| TASK DIRECTIONS |
Where the string "北师大版" occurs in the material below, report the whole line.

| MATERIAL PROVIDED |

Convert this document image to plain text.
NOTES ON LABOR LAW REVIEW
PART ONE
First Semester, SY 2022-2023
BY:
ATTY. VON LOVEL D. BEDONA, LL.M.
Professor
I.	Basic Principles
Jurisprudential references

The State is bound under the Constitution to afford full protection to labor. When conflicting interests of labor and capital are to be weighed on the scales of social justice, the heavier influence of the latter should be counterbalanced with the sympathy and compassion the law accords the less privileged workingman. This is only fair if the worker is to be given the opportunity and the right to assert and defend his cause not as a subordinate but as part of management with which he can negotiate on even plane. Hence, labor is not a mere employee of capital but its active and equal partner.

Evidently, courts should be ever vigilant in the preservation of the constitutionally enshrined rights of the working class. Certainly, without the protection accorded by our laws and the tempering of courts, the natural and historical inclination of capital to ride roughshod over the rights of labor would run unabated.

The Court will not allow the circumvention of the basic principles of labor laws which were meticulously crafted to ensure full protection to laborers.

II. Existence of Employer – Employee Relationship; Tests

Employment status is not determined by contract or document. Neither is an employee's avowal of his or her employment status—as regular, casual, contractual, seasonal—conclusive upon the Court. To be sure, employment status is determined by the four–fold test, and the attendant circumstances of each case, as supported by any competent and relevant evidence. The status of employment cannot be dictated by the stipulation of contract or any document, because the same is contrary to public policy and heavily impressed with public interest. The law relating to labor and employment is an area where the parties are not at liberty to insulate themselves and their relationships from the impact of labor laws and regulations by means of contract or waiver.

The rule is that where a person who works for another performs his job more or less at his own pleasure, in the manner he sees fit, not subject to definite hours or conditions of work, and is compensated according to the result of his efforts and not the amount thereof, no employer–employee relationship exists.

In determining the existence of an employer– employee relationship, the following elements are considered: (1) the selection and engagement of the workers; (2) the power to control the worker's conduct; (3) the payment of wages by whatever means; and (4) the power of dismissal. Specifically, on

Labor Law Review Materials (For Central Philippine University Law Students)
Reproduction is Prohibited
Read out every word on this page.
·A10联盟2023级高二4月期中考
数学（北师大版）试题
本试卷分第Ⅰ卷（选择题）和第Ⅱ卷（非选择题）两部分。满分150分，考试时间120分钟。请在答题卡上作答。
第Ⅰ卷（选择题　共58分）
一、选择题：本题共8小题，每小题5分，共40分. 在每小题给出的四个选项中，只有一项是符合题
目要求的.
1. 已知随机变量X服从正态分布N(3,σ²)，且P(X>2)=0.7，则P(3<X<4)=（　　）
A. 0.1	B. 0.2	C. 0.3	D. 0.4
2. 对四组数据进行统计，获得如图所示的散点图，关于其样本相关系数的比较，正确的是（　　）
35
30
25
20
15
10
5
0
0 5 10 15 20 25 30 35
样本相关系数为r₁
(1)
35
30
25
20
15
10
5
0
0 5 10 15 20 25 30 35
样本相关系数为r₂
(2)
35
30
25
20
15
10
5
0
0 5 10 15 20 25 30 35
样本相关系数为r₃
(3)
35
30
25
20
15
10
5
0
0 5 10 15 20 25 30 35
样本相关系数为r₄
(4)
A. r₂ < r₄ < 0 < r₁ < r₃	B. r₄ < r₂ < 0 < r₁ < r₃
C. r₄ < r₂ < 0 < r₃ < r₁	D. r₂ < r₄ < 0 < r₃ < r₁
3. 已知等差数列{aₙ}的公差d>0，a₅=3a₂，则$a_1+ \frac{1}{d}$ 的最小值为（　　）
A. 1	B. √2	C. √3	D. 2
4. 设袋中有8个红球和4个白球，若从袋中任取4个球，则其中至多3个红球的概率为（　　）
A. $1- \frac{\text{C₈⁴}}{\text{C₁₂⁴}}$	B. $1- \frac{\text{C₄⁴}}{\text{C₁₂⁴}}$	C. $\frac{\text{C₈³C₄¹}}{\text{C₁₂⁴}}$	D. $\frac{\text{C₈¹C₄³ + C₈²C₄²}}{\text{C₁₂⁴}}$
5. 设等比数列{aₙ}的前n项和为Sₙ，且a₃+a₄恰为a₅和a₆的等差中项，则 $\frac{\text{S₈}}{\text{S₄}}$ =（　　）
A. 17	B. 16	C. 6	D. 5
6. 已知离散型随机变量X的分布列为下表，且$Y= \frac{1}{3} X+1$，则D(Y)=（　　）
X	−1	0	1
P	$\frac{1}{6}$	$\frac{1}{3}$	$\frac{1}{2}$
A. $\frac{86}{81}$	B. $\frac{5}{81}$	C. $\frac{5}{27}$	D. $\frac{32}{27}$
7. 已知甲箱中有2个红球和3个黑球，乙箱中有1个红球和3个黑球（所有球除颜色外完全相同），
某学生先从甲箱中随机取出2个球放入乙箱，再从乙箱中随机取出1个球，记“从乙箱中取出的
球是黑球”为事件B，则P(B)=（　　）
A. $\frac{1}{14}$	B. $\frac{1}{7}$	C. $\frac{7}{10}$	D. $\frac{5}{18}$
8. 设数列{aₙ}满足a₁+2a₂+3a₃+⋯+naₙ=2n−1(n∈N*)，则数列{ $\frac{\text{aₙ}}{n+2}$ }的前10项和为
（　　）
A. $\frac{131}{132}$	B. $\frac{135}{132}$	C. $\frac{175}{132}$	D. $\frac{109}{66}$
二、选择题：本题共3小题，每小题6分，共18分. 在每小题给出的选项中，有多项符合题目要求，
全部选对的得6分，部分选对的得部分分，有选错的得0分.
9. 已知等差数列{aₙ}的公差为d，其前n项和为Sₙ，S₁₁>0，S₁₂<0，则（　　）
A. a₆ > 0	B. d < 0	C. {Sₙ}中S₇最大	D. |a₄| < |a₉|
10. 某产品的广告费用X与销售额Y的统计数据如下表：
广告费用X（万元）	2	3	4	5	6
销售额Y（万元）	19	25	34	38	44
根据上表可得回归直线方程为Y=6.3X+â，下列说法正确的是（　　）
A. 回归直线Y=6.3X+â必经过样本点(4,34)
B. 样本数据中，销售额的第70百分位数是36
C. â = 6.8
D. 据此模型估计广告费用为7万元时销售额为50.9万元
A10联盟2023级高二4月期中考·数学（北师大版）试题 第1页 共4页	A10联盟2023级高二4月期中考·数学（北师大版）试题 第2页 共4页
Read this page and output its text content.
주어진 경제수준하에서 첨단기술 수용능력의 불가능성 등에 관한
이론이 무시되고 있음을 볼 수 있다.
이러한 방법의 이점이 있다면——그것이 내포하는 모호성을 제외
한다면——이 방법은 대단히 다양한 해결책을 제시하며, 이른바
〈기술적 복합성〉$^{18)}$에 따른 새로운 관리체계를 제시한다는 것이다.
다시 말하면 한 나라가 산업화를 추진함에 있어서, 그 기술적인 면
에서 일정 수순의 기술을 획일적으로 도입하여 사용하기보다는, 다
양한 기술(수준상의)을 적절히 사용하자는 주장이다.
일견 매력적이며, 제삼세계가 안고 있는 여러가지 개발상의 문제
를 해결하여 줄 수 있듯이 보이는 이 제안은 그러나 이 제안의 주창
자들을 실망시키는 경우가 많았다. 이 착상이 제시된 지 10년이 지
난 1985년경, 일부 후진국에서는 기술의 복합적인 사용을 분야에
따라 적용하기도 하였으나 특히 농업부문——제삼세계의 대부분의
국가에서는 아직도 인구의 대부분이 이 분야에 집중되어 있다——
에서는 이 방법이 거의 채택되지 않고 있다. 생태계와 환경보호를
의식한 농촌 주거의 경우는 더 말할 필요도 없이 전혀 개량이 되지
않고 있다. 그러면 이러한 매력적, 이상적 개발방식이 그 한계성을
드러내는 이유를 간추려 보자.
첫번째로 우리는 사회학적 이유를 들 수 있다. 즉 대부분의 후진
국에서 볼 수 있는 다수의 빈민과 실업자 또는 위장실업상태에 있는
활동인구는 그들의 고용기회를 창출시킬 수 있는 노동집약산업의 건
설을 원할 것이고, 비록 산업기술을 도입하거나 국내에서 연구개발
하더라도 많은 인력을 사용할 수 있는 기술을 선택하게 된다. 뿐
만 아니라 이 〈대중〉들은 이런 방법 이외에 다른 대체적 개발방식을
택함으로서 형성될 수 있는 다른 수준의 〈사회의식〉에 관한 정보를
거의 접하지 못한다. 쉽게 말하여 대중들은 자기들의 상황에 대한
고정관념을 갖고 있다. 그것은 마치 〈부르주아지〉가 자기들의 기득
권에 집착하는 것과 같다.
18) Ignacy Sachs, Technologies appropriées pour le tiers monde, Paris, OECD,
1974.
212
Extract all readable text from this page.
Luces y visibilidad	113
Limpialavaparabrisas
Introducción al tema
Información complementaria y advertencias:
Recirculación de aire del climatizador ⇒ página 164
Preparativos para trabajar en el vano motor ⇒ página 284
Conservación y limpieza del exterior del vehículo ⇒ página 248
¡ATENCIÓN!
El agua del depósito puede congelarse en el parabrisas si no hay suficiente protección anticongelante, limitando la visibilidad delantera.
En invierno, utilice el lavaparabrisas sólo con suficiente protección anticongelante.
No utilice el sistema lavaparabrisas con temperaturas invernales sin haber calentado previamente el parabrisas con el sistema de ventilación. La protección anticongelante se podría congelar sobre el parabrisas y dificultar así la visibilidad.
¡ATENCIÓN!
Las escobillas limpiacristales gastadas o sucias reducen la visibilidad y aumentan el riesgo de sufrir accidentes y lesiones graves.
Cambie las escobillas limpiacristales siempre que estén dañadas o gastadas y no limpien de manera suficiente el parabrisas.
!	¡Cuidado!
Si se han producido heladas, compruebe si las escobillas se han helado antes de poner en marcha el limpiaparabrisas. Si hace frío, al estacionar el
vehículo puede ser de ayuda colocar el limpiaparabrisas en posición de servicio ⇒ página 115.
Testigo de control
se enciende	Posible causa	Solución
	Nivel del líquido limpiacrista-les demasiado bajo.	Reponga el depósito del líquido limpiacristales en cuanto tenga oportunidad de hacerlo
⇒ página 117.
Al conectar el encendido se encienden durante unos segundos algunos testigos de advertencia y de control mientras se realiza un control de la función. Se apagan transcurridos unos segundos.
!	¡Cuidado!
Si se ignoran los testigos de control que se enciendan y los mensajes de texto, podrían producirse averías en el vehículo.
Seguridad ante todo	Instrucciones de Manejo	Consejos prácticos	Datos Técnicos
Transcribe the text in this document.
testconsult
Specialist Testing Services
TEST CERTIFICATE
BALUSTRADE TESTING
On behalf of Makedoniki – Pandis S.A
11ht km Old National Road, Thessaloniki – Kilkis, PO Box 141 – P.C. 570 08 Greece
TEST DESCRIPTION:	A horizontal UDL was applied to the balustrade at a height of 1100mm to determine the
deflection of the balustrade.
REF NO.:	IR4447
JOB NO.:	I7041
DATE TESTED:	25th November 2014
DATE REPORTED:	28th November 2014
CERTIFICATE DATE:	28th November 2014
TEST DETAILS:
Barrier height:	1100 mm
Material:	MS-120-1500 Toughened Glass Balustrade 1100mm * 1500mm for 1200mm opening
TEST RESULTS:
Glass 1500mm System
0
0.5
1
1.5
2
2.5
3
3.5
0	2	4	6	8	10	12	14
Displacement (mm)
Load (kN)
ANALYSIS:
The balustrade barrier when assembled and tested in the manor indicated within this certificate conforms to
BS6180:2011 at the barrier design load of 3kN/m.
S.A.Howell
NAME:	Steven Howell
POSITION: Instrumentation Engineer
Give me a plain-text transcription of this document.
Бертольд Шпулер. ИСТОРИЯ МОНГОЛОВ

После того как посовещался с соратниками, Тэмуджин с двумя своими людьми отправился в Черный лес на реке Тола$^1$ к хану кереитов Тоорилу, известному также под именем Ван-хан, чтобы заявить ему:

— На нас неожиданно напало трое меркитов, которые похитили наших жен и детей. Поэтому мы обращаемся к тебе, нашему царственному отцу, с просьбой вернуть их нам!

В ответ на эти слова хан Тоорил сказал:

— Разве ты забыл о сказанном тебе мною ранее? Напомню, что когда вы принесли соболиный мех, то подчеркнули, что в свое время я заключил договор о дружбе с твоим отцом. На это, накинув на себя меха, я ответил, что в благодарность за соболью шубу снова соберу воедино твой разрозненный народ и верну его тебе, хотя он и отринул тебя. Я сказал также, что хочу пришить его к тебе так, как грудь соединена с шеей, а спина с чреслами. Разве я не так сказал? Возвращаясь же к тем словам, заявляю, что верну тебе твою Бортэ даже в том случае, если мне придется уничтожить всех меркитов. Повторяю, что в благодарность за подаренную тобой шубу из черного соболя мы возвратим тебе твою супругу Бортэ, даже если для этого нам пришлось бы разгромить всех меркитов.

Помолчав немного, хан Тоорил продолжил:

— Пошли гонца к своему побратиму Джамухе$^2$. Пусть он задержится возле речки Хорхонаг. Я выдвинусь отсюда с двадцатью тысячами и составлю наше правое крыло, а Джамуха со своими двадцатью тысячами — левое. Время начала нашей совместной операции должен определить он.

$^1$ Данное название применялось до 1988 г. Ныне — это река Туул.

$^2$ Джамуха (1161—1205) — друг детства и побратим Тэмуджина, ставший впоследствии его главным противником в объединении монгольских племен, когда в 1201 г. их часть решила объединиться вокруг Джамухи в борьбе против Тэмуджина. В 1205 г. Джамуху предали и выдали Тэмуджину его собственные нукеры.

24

| ANSWER FOR THIS EXERCISE |
数学（北师大版）试题
A10联盟2023级高二4月期中考·数学（北师大版）试题 第1页 共4页	A10联盟2023级高二4月期中考·数学（北师大版）试题 第2页 共4页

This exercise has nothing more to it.